WHAT TO WORK ON:
Filter the lines below, copying only those with the string "underlying".

Start of ITEMS

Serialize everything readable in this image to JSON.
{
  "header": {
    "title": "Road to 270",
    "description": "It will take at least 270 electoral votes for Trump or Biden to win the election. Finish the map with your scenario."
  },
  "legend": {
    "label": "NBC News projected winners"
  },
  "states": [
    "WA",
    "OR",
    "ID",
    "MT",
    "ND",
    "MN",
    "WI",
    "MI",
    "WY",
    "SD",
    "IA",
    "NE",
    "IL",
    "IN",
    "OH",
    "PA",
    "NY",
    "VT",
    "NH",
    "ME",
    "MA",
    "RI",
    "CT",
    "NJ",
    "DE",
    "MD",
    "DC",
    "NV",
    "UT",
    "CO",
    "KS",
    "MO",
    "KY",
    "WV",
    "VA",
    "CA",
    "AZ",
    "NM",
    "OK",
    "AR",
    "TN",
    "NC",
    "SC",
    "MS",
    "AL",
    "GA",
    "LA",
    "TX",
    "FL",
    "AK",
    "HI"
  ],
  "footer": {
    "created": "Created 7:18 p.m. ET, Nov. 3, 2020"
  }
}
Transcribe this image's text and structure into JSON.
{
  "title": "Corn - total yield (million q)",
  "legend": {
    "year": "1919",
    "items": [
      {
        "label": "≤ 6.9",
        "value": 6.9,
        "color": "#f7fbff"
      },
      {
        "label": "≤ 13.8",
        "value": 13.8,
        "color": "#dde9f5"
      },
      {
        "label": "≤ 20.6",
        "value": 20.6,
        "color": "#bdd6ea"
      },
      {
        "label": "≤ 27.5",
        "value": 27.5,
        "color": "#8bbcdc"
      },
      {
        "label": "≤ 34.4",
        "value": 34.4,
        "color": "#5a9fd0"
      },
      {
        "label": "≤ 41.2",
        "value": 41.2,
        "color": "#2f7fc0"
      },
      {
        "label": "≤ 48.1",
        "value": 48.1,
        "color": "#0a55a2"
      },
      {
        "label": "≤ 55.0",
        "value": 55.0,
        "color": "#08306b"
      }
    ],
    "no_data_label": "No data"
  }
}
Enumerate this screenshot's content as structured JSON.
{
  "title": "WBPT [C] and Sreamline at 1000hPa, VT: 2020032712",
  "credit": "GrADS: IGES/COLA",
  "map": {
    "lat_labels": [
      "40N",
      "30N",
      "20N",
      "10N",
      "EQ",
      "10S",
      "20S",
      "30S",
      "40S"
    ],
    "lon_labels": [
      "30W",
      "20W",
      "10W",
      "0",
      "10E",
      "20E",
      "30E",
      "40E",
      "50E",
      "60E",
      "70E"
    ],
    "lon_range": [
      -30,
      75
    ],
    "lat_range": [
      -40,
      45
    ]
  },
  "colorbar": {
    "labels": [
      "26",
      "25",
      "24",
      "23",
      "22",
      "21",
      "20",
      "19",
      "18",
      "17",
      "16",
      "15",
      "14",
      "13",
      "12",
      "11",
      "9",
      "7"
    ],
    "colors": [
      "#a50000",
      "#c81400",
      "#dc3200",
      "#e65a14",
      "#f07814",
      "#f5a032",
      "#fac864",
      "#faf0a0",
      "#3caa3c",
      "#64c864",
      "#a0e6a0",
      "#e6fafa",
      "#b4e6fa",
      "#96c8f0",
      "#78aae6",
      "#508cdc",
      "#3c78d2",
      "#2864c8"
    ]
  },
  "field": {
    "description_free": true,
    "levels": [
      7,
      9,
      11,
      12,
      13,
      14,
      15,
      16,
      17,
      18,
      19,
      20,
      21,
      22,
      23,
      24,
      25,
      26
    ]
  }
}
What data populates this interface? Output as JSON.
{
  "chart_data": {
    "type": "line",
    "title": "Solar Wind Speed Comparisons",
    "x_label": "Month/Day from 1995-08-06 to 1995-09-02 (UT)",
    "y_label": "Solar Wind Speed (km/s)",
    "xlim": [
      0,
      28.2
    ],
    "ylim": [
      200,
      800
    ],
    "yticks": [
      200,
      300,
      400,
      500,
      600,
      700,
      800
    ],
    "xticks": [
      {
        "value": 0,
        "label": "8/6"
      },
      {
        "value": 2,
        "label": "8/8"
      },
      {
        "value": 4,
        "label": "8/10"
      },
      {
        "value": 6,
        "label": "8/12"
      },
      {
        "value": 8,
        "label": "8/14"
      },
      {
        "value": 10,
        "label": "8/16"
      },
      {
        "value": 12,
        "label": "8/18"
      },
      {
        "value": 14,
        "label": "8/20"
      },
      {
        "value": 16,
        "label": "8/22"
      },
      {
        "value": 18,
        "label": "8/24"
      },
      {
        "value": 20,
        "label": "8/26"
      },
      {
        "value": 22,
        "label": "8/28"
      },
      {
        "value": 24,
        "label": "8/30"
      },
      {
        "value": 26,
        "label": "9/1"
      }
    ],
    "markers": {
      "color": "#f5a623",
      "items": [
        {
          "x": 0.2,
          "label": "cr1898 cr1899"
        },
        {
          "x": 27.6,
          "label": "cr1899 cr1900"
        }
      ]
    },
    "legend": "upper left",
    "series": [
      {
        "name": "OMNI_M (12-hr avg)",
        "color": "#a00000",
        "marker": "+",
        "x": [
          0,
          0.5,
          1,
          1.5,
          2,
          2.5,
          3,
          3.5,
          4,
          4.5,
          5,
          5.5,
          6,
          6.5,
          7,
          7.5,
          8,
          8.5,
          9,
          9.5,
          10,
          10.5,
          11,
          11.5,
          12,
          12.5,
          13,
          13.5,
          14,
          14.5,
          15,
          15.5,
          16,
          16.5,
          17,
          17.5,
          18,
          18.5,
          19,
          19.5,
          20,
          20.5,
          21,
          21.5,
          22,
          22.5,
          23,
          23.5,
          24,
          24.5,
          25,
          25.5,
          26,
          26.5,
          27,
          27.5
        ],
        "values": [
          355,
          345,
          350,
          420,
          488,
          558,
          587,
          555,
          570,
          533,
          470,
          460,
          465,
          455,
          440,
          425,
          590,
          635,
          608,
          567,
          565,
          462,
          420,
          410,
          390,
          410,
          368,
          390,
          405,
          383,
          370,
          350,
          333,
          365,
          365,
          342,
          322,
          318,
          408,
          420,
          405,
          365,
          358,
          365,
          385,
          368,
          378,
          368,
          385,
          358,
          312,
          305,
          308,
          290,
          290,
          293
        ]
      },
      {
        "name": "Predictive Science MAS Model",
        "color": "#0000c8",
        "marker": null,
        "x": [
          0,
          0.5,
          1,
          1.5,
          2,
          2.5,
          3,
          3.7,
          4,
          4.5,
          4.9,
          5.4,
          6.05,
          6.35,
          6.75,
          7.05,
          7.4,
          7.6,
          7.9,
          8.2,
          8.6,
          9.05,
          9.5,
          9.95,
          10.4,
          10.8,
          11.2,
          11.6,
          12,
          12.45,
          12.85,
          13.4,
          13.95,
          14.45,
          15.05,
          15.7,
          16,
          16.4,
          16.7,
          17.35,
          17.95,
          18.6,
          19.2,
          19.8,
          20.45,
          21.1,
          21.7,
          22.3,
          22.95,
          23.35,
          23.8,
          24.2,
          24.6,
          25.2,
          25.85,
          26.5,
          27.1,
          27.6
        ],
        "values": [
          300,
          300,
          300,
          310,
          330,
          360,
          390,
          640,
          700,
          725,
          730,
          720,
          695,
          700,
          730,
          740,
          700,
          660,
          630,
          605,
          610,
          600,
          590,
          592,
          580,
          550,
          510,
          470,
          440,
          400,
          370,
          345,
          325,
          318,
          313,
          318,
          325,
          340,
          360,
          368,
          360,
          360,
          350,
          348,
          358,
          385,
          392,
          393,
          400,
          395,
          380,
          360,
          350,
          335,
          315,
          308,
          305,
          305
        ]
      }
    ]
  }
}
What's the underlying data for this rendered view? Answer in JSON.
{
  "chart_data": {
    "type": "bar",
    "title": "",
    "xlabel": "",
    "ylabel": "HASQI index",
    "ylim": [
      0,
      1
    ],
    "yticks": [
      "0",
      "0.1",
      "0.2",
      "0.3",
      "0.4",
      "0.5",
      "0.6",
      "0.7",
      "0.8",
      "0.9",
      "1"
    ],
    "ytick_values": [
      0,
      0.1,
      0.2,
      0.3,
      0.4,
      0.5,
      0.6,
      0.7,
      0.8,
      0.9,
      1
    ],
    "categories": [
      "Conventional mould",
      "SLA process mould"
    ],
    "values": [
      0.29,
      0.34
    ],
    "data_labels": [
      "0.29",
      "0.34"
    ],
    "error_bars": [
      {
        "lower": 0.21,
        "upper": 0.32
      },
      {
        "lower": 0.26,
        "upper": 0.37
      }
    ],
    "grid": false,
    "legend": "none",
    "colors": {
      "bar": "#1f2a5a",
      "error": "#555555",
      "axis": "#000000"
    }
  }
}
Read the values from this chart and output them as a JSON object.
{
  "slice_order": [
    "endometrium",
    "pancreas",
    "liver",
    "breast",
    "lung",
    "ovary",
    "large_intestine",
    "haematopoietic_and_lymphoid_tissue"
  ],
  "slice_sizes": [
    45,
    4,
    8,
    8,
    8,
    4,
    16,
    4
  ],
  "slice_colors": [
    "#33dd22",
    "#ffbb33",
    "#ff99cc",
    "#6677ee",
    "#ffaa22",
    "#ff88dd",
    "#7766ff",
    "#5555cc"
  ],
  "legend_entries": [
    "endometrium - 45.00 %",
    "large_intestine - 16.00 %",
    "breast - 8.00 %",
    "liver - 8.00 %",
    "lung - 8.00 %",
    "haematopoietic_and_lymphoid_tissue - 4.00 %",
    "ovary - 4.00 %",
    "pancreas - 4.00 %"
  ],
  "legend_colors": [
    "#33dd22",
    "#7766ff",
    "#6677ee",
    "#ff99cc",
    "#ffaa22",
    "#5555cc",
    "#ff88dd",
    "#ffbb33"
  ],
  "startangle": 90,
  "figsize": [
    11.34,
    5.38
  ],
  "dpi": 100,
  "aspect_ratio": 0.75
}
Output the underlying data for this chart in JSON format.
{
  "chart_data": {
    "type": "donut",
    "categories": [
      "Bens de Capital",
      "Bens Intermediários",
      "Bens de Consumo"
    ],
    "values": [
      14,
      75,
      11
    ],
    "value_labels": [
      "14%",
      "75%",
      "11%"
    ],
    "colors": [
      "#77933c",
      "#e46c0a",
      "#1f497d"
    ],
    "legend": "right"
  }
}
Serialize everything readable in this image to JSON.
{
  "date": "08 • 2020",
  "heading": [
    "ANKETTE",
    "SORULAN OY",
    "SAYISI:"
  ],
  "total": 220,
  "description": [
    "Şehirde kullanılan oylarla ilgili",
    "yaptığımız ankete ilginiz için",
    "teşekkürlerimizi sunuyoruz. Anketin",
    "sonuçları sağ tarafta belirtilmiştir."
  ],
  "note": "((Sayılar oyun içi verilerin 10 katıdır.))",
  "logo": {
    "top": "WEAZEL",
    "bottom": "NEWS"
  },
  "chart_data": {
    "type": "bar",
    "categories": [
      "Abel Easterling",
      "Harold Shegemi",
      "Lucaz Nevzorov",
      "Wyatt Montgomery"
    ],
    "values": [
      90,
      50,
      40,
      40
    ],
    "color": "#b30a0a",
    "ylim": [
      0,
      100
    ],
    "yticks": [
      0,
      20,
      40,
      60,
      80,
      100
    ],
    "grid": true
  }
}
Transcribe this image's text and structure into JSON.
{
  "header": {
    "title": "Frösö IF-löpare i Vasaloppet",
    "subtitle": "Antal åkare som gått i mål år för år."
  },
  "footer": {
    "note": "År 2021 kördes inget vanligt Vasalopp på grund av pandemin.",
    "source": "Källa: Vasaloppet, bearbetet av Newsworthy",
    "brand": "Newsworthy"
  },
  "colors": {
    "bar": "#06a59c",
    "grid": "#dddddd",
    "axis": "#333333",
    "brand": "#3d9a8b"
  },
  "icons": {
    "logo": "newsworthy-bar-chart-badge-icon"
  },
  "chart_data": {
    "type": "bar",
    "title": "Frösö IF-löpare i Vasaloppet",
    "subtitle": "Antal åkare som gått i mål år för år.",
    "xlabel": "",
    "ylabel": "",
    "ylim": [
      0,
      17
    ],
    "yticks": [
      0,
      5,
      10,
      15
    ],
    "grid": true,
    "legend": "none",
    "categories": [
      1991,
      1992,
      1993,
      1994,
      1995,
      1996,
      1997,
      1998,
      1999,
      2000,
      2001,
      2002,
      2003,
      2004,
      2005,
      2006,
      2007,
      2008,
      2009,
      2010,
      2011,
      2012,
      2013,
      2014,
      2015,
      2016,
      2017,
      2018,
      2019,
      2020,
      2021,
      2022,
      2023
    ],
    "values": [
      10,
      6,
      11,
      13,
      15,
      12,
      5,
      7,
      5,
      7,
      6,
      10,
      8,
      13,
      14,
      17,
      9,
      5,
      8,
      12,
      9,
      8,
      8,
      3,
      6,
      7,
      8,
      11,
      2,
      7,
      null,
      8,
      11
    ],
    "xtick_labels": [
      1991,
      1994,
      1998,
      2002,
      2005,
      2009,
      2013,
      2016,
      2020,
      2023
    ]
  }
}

End of ITEMS

OUTPUT OF THE EXERCISE:
What's the underlying data for this rendered view? Answer in JSON.
Output the underlying data for this chart in JSON format.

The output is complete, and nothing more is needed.